▸ **WHAT YOU WILL DO**
Write out each line of the listing as it stands, without the images.
>> START
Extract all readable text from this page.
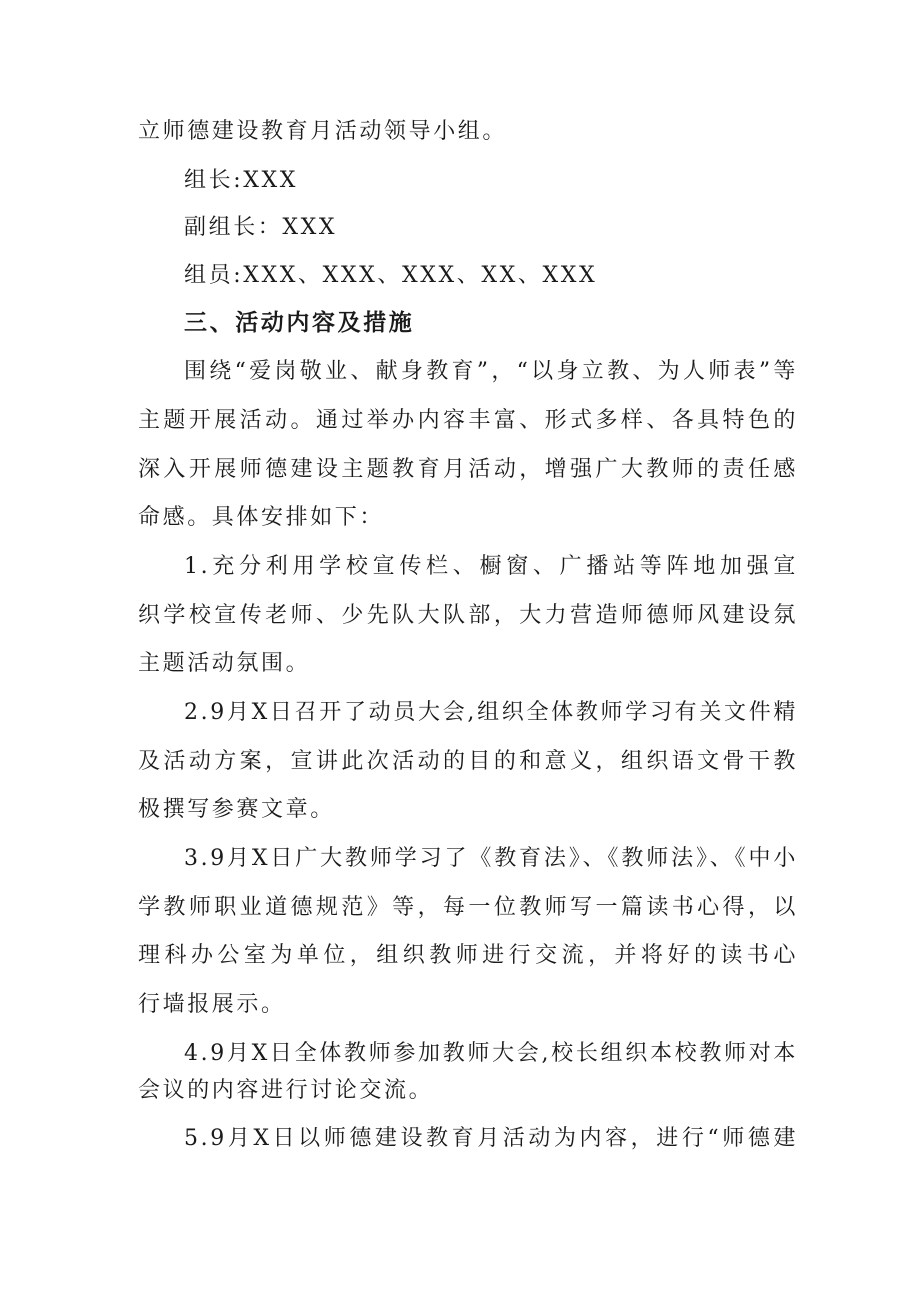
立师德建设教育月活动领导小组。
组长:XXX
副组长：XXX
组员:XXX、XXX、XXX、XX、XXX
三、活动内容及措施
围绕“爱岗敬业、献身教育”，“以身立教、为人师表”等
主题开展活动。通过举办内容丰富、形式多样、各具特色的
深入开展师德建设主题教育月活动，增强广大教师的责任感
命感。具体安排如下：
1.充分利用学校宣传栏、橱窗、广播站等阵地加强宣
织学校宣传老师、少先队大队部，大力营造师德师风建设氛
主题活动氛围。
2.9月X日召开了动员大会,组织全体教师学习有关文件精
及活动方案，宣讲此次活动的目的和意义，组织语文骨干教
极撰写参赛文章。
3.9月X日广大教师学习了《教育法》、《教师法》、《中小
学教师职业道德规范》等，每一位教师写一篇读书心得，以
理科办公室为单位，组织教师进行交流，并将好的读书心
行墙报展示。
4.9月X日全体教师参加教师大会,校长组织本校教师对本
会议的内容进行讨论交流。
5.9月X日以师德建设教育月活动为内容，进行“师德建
>> END
▸ **SOLUTION**
Extract all readable text from this page.
立师德建设教育月活动领导小组。
组长:XXX
副组长：XXX
组员:XXX、XXX、XXX、XX、XXX
三、活动内容及措施
围绕“爱岗敬业、献身教育”，“以身立教、为人师表”等
主题开展活动。通过举办内容丰富、形式多样、各具特色的
深入开展师德建设主题教育月活动，增强广大教师的责任感
命感。具体安排如下：
1.充分利用学校宣传栏、橱窗、广播站等阵地加强宣
织学校宣传老师、少先队大队部，大力营造师德师风建设氛
主题活动氛围。
2.9月X日召开了动员大会,组织全体教师学习有关文件精
及活动方案，宣讲此次活动的目的和意义，组织语文骨干教
极撰写参赛文章。
3.9月X日广大教师学习了《教育法》、《教师法》、《中小
学教师职业道德规范》等，每一位教师写一篇读书心得，以
理科办公室为单位，组织教师进行交流，并将好的读书心
行墙报展示。
4.9月X日全体教师参加教师大会,校长组织本校教师对本
会议的内容进行讨论交流。
5.9月X日以师德建设教育月活动为内容，进行“师德建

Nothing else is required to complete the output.